— Start PROVIDED RECORDS —

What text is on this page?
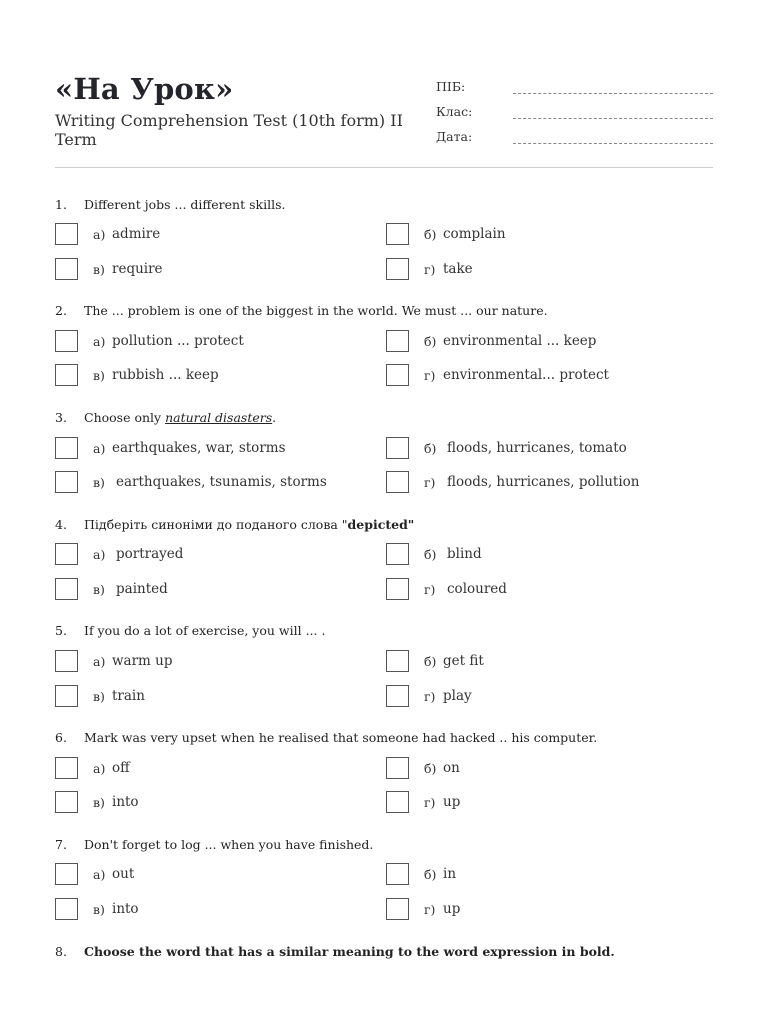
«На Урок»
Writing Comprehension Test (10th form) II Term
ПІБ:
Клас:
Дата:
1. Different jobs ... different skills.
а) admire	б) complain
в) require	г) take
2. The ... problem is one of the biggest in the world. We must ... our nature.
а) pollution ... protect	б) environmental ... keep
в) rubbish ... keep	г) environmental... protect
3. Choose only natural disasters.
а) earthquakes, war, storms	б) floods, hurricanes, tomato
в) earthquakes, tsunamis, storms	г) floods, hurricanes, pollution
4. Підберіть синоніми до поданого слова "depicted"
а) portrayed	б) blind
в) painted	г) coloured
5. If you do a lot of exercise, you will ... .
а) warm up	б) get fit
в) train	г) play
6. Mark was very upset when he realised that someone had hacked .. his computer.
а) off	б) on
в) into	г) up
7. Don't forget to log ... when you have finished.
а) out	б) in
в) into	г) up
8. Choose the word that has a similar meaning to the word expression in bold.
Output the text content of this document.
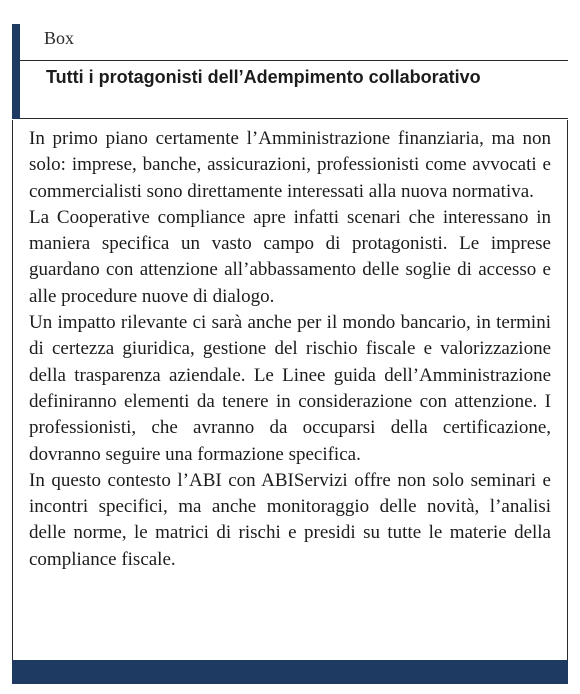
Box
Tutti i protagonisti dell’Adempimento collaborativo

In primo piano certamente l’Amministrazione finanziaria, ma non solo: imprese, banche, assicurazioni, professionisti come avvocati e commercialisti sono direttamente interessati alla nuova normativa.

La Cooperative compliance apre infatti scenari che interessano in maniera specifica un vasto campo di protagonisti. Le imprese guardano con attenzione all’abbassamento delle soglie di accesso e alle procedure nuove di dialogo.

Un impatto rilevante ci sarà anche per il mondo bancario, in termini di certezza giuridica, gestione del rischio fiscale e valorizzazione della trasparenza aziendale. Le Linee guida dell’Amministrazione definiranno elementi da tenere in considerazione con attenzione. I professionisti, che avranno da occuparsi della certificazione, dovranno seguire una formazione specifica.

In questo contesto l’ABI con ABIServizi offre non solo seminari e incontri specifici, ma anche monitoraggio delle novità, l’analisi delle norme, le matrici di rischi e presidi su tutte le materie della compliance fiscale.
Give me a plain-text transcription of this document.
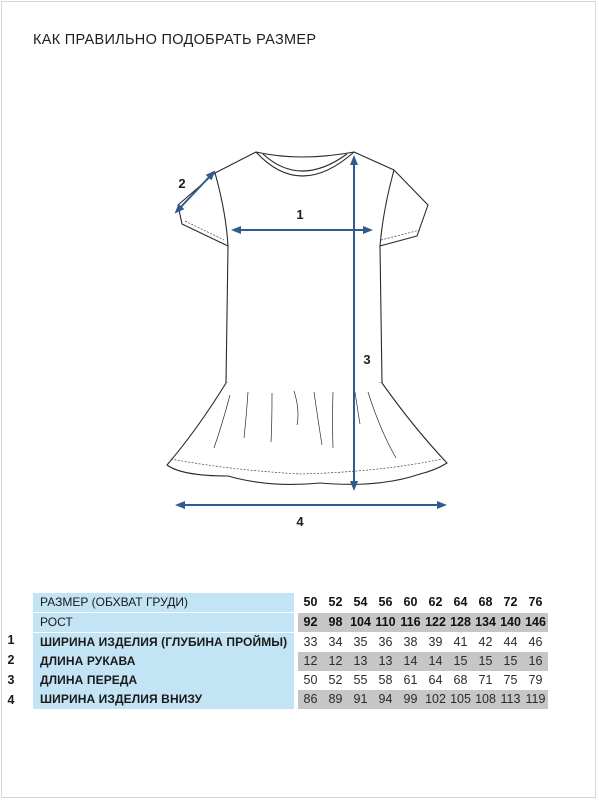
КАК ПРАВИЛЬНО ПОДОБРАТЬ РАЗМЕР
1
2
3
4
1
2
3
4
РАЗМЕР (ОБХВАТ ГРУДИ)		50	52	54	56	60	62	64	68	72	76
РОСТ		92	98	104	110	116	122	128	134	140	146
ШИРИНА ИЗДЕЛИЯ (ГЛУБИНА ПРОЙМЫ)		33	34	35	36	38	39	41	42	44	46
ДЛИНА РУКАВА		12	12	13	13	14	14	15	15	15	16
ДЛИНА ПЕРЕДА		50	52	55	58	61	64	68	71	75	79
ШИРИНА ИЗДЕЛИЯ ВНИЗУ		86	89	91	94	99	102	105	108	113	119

— End PROVIDED RECORDS —

**TASK DIRECTIONS**
Beginning at the line with "Give me a plain-text" and ending at the last line of the listing above, retype each line exactly, including those two lines. Leave the pictures out.

**RESPONSE**
Give me a plain-text transcription of this document.
КАК ПРАВИЛЬНО ПОДОБРАТЬ РАЗМЕР
1
2
3
4
1
2
3
4
РАЗМЕР (ОБХВАТ ГРУДИ)		50	52	54	56	60	62	64	68	72	76
РОСТ		92	98	104	110	116	122	128	134	140	146
ШИРИНА ИЗДЕЛИЯ (ГЛУБИНА ПРОЙМЫ)		33	34	35	36	38	39	41	42	44	46
ДЛИНА РУКАВА		12	12	13	13	14	14	15	15	15	16
ДЛИНА ПЕРЕДА		50	52	55	58	61	64	68	71	75	79
ШИРИНА ИЗДЕЛИЯ ВНИЗУ		86	89	91	94	99	102	105	108	113	119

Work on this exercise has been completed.